EXERCISE DESCRIPTION
Starting at the line that contains "What data was", quote each line exactly through the last line of the entries, both included.

GIVEN ENTRIES
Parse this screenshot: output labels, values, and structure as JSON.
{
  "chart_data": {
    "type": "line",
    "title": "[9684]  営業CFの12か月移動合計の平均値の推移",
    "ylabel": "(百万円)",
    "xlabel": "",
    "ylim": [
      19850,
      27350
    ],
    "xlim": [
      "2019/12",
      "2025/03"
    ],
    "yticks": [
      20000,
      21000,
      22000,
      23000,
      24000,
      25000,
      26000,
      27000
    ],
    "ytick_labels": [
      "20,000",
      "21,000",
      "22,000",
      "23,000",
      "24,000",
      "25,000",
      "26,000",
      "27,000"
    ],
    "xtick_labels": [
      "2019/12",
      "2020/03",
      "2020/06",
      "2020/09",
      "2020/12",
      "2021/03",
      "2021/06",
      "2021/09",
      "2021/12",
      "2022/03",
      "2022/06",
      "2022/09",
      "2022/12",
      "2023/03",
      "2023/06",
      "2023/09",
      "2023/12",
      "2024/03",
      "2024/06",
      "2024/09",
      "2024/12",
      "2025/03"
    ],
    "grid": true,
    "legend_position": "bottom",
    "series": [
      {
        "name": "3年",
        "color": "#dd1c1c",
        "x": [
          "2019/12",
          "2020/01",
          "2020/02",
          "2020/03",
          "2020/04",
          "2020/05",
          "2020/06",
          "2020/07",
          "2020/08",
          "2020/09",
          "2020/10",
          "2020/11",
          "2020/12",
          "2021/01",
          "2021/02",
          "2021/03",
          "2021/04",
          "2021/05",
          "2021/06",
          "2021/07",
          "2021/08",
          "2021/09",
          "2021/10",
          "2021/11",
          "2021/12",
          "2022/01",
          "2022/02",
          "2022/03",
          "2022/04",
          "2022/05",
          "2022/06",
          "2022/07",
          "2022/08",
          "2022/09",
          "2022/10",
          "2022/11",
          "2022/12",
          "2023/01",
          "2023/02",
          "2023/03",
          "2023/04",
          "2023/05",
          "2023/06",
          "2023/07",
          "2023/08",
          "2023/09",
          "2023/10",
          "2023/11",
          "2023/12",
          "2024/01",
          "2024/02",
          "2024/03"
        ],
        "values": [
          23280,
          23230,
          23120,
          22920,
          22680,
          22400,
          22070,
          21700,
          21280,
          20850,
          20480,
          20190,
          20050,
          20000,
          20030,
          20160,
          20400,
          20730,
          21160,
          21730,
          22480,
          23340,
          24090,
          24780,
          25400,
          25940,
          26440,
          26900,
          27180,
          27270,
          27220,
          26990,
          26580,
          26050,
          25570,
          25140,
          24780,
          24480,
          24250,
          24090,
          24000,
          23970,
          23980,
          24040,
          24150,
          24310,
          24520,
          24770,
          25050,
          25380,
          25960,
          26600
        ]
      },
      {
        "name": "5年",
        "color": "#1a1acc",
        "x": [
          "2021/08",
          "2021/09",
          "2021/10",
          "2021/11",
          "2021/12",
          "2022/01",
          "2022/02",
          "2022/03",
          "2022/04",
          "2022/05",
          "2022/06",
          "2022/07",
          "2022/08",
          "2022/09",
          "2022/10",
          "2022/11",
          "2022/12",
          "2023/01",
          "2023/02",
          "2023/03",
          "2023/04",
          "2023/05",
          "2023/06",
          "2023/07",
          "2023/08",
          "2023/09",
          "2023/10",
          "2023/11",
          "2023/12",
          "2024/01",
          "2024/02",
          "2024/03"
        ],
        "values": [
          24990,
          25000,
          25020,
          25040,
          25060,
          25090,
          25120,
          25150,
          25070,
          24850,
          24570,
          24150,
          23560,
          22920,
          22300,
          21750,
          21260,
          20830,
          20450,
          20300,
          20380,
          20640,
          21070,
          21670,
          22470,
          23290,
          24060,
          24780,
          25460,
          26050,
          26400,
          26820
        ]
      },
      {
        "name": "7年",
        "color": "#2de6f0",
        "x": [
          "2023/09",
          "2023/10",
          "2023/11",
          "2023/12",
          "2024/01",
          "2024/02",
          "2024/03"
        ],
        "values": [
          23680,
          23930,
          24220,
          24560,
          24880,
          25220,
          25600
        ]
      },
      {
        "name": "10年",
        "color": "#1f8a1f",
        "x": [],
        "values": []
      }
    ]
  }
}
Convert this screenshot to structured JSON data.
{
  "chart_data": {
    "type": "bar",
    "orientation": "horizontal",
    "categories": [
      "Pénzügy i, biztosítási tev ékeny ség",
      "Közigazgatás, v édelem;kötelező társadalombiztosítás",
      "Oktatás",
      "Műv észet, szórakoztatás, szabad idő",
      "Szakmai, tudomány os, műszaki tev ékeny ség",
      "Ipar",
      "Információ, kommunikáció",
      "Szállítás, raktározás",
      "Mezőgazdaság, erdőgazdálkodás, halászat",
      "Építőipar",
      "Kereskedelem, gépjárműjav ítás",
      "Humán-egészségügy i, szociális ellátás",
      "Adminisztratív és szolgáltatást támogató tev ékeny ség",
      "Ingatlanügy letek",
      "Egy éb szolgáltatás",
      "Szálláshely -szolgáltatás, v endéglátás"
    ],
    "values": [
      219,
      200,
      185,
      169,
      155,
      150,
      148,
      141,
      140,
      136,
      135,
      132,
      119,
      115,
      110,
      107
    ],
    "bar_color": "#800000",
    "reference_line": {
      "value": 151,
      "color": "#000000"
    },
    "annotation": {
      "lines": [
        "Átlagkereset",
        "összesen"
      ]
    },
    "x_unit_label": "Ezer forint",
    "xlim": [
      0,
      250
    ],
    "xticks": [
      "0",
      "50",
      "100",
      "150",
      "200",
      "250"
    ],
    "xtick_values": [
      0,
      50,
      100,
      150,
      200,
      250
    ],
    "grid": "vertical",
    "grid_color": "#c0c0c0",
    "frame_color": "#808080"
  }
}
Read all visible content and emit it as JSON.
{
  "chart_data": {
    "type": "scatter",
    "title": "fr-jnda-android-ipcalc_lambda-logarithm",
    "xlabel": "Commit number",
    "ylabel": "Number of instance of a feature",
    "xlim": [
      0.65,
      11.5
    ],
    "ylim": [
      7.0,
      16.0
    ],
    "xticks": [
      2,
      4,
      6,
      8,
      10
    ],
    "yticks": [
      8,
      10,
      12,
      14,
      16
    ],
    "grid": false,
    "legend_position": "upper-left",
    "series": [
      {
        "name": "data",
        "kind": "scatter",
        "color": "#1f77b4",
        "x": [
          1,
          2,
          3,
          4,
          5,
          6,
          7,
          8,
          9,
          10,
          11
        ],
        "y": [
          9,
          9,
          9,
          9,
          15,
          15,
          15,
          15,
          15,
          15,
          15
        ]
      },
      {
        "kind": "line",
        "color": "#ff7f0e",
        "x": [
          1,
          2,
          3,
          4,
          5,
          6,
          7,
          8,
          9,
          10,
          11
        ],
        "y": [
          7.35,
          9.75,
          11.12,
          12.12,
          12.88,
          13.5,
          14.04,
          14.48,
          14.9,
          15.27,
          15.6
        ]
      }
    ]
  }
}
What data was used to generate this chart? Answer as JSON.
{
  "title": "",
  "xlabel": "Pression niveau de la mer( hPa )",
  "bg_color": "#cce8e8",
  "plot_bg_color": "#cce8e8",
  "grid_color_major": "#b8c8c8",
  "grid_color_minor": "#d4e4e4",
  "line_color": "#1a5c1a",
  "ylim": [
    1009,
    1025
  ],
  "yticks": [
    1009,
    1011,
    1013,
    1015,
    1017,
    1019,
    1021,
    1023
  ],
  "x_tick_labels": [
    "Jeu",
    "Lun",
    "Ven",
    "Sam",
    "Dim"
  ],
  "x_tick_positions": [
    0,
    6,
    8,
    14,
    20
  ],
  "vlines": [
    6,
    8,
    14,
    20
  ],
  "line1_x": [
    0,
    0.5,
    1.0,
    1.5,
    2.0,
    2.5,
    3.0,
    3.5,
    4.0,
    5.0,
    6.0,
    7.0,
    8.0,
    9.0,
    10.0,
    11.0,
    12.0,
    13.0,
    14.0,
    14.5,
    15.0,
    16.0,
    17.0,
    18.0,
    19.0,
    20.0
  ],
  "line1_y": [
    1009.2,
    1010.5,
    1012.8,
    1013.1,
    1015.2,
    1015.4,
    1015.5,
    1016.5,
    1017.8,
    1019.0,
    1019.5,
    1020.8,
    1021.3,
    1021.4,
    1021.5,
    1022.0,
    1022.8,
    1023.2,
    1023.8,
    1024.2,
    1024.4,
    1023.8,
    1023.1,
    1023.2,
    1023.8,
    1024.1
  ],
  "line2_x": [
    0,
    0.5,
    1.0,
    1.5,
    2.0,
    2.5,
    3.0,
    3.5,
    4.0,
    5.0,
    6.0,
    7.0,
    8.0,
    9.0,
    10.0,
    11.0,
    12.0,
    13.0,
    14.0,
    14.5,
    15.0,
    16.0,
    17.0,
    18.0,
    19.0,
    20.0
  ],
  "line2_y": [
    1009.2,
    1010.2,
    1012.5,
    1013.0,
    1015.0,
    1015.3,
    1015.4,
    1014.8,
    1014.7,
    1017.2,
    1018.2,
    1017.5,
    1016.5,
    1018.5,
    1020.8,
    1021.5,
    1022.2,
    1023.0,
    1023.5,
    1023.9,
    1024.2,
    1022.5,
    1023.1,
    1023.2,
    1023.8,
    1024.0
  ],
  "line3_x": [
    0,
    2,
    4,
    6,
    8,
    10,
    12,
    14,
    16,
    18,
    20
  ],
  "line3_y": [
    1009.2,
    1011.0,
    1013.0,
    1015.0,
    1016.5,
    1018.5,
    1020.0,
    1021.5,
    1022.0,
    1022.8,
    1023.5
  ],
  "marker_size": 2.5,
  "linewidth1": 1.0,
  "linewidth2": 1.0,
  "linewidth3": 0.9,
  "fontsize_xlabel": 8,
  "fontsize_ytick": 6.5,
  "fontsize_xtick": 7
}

COMPLETED TASK
What data was used to generate this chart? Answer as JSON.
{
  "title": "",
  "xlabel": "Pression niveau de la mer( hPa )",
  "bg_color": "#cce8e8",
  "plot_bg_color": "#cce8e8",
  "grid_color_major": "#b8c8c8",
  "grid_color_minor": "#d4e4e4",
  "line_color": "#1a5c1a",
  "ylim": [
    1009,
    1025
  ],
  "yticks": [
    1009,
    1011,
    1013,
    1015,
    1017,
    1019,
    1021,
    1023
  ],
  "x_tick_labels": [
    "Jeu",
    "Lun",
    "Ven",
    "Sam",
    "Dim"
  ],
  "x_tick_positions": [
    0,
    6,
    8,
    14,
    20
  ],
  "vlines": [
    6,
    8,
    14,
    20
  ],
  "line1_x": [
    0,
    0.5,
    1.0,
    1.5,
    2.0,
    2.5,
    3.0,
    3.5,
    4.0,
    5.0,
    6.0,
    7.0,
    8.0,
    9.0,
    10.0,
    11.0,
    12.0,
    13.0,
    14.0,
    14.5,
    15.0,
    16.0,
    17.0,
    18.0,
    19.0,
    20.0
  ],
  "line1_y": [
    1009.2,
    1010.5,
    1012.8,
    1013.1,
    1015.2,
    1015.4,
    1015.5,
    1016.5,
    1017.8,
    1019.0,
    1019.5,
    1020.8,
    1021.3,
    1021.4,
    1021.5,
    1022.0,
    1022.8,
    1023.2,
    1023.8,
    1024.2,
    1024.4,
    1023.8,
    1023.1,
    1023.2,
    1023.8,
    1024.1
  ],
  "line2_x": [
    0,
    0.5,
    1.0,
    1.5,
    2.0,
    2.5,
    3.0,
    3.5,
    4.0,
    5.0,
    6.0,
    7.0,
    8.0,
    9.0,
    10.0,
    11.0,
    12.0,
    13.0,
    14.0,
    14.5,
    15.0,
    16.0,
    17.0,
    18.0,
    19.0,
    20.0
  ],
  "line2_y": [
    1009.2,
    1010.2,
    1012.5,
    1013.0,
    1015.0,
    1015.3,
    1015.4,
    1014.8,
    1014.7,
    1017.2,
    1018.2,
    1017.5,
    1016.5,
    1018.5,
    1020.8,
    1021.5,
    1022.2,
    1023.0,
    1023.5,
    1023.9,
    1024.2,
    1022.5,
    1023.1,
    1023.2,
    1023.8,
    1024.0
  ],
  "line3_x": [
    0,
    2,
    4,
    6,
    8,
    10,
    12,
    14,
    16,
    18,
    20
  ],
  "line3_y": [
    1009.2,
    1011.0,
    1013.0,
    1015.0,
    1016.5,
    1018.5,
    1020.0,
    1021.5,
    1022.0,
    1022.8,
    1023.5
  ],
  "marker_size": 2.5,
  "linewidth1": 1.0,
  "linewidth2": 1.0,
  "linewidth3": 0.9,
  "fontsize_xlabel": 8,
  "fontsize_ytick": 6.5,
  "fontsize_xtick": 7
}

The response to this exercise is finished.